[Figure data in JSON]
═══
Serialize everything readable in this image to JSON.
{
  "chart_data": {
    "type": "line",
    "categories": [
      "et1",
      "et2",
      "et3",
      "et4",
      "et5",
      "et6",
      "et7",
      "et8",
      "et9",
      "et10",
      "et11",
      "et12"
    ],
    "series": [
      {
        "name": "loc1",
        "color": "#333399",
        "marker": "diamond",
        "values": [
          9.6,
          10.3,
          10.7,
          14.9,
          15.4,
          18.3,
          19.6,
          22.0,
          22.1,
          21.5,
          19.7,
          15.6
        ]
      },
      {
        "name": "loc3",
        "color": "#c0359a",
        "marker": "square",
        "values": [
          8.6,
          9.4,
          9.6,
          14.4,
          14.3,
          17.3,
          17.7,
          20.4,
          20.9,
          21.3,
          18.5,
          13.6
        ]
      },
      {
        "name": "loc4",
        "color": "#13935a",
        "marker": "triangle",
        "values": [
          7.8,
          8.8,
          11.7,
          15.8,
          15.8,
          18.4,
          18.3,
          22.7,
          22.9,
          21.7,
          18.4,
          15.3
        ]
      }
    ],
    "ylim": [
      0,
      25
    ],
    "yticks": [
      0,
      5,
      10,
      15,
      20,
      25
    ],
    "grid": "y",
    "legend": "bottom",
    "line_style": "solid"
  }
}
═══
Directions: Filter the data for the string "color" and copy every line that has it.

Exercise solution:
        "color": "#333399",
        "color": "#c0359a",
        "color": "#13935a",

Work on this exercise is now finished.